# The task
Extract the listing below in full, unchanged.

# Records shown
──────────────────────────────
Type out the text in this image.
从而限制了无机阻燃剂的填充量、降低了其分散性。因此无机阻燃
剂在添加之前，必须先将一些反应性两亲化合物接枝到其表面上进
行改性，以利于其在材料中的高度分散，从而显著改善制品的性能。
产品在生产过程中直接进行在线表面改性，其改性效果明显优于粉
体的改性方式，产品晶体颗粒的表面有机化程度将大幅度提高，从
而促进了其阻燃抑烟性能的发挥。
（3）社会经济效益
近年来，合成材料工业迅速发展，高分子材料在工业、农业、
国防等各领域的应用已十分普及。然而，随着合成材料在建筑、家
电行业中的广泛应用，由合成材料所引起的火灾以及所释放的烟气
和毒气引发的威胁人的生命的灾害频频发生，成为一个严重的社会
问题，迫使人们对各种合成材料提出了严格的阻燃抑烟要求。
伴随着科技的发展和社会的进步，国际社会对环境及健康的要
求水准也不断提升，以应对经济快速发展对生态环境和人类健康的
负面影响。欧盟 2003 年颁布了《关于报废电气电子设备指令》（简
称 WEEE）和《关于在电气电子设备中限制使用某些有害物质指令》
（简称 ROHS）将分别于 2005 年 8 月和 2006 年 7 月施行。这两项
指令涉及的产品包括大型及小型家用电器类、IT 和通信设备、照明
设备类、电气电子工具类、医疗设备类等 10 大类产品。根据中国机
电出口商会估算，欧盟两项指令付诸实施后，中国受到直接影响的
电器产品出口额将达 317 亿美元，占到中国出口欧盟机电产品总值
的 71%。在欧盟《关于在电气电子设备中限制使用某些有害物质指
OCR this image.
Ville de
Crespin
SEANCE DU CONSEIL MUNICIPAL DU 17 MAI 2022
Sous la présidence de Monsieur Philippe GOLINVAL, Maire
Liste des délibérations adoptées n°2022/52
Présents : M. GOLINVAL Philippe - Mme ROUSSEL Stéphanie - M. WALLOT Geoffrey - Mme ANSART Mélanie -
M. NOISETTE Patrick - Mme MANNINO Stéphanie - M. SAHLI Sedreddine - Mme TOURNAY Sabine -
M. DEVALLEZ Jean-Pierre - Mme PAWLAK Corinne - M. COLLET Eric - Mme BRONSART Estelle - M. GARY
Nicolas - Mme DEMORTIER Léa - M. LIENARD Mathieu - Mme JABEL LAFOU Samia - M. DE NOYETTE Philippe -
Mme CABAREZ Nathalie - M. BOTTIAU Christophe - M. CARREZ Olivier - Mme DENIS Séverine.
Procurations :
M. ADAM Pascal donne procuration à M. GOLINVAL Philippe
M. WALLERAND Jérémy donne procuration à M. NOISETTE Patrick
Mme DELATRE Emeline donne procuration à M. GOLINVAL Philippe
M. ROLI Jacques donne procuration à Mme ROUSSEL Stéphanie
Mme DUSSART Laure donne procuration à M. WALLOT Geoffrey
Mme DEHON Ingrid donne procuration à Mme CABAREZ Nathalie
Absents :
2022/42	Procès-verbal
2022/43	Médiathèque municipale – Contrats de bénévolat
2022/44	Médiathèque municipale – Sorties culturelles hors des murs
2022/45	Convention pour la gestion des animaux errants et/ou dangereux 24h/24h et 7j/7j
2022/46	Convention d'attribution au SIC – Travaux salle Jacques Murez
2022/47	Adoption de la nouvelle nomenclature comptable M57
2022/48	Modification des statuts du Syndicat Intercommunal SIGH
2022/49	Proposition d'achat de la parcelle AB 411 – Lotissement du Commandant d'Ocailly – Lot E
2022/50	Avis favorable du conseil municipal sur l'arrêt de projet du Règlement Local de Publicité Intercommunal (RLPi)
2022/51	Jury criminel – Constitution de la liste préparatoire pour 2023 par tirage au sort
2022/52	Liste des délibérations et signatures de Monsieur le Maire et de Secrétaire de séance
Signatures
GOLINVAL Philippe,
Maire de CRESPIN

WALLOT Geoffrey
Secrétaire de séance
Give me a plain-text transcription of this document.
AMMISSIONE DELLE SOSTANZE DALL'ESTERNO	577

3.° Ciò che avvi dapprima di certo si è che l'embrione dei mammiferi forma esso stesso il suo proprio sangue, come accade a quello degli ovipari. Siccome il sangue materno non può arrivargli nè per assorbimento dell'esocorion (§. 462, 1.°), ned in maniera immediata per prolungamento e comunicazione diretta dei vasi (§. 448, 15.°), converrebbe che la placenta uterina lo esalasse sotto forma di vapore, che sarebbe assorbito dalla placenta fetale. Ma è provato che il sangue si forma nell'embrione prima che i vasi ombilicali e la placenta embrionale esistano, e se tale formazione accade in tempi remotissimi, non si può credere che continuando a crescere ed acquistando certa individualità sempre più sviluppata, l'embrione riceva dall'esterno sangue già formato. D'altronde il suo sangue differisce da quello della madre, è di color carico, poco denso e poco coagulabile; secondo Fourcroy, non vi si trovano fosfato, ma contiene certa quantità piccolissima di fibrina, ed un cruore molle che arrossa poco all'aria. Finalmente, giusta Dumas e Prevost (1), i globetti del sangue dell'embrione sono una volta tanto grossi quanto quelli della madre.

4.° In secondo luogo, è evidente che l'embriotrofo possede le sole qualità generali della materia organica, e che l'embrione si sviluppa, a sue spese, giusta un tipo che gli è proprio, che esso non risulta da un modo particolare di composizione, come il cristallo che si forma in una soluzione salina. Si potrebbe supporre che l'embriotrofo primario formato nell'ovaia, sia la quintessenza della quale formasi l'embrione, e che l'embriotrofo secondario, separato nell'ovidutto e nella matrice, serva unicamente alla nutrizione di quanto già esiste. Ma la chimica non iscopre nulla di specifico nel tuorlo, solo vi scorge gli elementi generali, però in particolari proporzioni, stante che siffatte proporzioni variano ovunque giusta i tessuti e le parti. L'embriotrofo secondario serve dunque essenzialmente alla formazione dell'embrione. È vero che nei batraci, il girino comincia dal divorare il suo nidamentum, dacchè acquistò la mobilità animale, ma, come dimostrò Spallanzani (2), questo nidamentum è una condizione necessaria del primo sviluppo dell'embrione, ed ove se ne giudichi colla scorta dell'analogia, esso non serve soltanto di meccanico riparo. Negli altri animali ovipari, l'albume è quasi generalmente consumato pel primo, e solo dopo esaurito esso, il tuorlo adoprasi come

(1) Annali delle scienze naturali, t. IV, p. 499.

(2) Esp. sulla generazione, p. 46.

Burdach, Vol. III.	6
──────────────────────────────
# Answer to this exercise
Type out the text in this image.
从而限制了无机阻燃剂的填充量、降低了其分散性。因此无机阻燃
剂在添加之前，必须先将一些反应性两亲化合物接枝到其表面上进
行改性，以利于其在材料中的高度分散，从而显著改善制品的性能。
产品在生产过程中直接进行在线表面改性，其改性效果明显优于粉
体的改性方式，产品晶体颗粒的表面有机化程度将大幅度提高，从
而促进了其阻燃抑烟性能的发挥。
（3）社会经济效益
近年来，合成材料工业迅速发展，高分子材料在工业、农业、
国防等各领域的应用已十分普及。然而，随着合成材料在建筑、家
电行业中的广泛应用，由合成材料所引起的火灾以及所释放的烟气
和毒气引发的威胁人的生命的灾害频频发生，成为一个严重的社会
问题，迫使人们对各种合成材料提出了严格的阻燃抑烟要求。
伴随着科技的发展和社会的进步，国际社会对环境及健康的要
求水准也不断提升，以应对经济快速发展对生态环境和人类健康的
负面影响。欧盟 2003 年颁布了《关于报废电气电子设备指令》（简
称 WEEE）和《关于在电气电子设备中限制使用某些有害物质指令》
（简称 ROHS）将分别于 2005 年 8 月和 2006 年 7 月施行。这两项
指令涉及的产品包括大型及小型家用电器类、IT 和通信设备、照明
设备类、电气电子工具类、医疗设备类等 10 大类产品。根据中国机
电出口商会估算，欧盟两项指令付诸实施后，中国受到直接影响的
电器产品出口额将达 317 亿美元，占到中国出口欧盟机电产品总值
的 71%。在欧盟《关于在电气电子设备中限制使用某些有害物质指
OCR this image.
Ville de
Crespin
SEANCE DU CONSEIL MUNICIPAL DU 17 MAI 2022
Sous la présidence de Monsieur Philippe GOLINVAL, Maire
Liste des délibérations adoptées n°2022/52
Présents : M. GOLINVAL Philippe - Mme ROUSSEL Stéphanie - M. WALLOT Geoffrey - Mme ANSART Mélanie -
M. NOISETTE Patrick - Mme MANNINO Stéphanie - M. SAHLI Sedreddine - Mme TOURNAY Sabine -
M. DEVALLEZ Jean-Pierre - Mme PAWLAK Corinne - M. COLLET Eric - Mme BRONSART Estelle - M. GARY
Nicolas - Mme DEMORTIER Léa - M. LIENARD Mathieu - Mme JABEL LAFOU Samia - M. DE NOYETTE Philippe -
Mme CABAREZ Nathalie - M. BOTTIAU Christophe - M. CARREZ Olivier - Mme DENIS Séverine.
Procurations :
M. ADAM Pascal donne procuration à M. GOLINVAL Philippe
M. WALLERAND Jérémy donne procuration à M. NOISETTE Patrick
Mme DELATRE Emeline donne procuration à M. GOLINVAL Philippe
M. ROLI Jacques donne procuration à Mme ROUSSEL Stéphanie
Mme DUSSART Laure donne procuration à M. WALLOT Geoffrey
Mme DEHON Ingrid donne procuration à Mme CABAREZ Nathalie
Absents :
2022/42	Procès-verbal
2022/43	Médiathèque municipale – Contrats de bénévolat
2022/44	Médiathèque municipale – Sorties culturelles hors des murs
2022/45	Convention pour la gestion des animaux errants et/ou dangereux 24h/24h et 7j/7j
2022/46	Convention d'attribution au SIC – Travaux salle Jacques Murez
2022/47	Adoption de la nouvelle nomenclature comptable M57
2022/48	Modification des statuts du Syndicat Intercommunal SIGH
2022/49	Proposition d'achat de la parcelle AB 411 – Lotissement du Commandant d'Ocailly – Lot E
2022/50	Avis favorable du conseil municipal sur l'arrêt de projet du Règlement Local de Publicité Intercommunal (RLPi)
2022/51	Jury criminel – Constitution de la liste préparatoire pour 2023 par tirage au sort
2022/52	Liste des délibérations et signatures de Monsieur le Maire et de Secrétaire de séance
Signatures
GOLINVAL Philippe,
Maire de CRESPIN

WALLOT Geoffrey
Secrétaire de séance
Give me a plain-text transcription of this document.
AMMISSIONE DELLE SOSTANZE DALL'ESTERNO	577

3.° Ciò che avvi dapprima di certo si è che l'embrione dei mammiferi forma esso stesso il suo proprio sangue, come accade a quello degli ovipari. Siccome il sangue materno non può arrivargli nè per assorbimento dell'esocorion (§. 462, 1.°), ned in maniera immediata per prolungamento e comunicazione diretta dei vasi (§. 448, 15.°), converrebbe che la placenta uterina lo esalasse sotto forma di vapore, che sarebbe assorbito dalla placenta fetale. Ma è provato che il sangue si forma nell'embrione prima che i vasi ombilicali e la placenta embrionale esistano, e se tale formazione accade in tempi remotissimi, non si può credere che continuando a crescere ed acquistando certa individualità sempre più sviluppata, l'embrione riceva dall'esterno sangue già formato. D'altronde il suo sangue differisce da quello della madre, è di color carico, poco denso e poco coagulabile; secondo Fourcroy, non vi si trovano fosfato, ma contiene certa quantità piccolissima di fibrina, ed un cruore molle che arrossa poco all'aria. Finalmente, giusta Dumas e Prevost (1), i globetti del sangue dell'embrione sono una volta tanto grossi quanto quelli della madre.

4.° In secondo luogo, è evidente che l'embriotrofo possede le sole qualità generali della materia organica, e che l'embrione si sviluppa, a sue spese, giusta un tipo che gli è proprio, che esso non risulta da un modo particolare di composizione, come il cristallo che si forma in una soluzione salina. Si potrebbe supporre che l'embriotrofo primario formato nell'ovaia, sia la quintessenza della quale formasi l'embrione, e che l'embriotrofo secondario, separato nell'ovidutto e nella matrice, serva unicamente alla nutrizione di quanto già esiste. Ma la chimica non iscopre nulla di specifico nel tuorlo, solo vi scorge gli elementi generali, però in particolari proporzioni, stante che siffatte proporzioni variano ovunque giusta i tessuti e le parti. L'embriotrofo secondario serve dunque essenzialmente alla formazione dell'embrione. È vero che nei batraci, il girino comincia dal divorare il suo nidamentum, dacchè acquistò la mobilità animale, ma, come dimostrò Spallanzani (2), questo nidamentum è una condizione necessaria del primo sviluppo dell'embrione, ed ove se ne giudichi colla scorta dell'analogia, esso non serve soltanto di meccanico riparo. Negli altri animali ovipari, l'albume è quasi generalmente consumato pel primo, e solo dopo esaurito esso, il tuorlo adoprasi come

(1) Annali delle scienze naturali, t. IV, p. 499.

(2) Esp. sulla generazione, p. 46.

Burdach, Vol. III.	6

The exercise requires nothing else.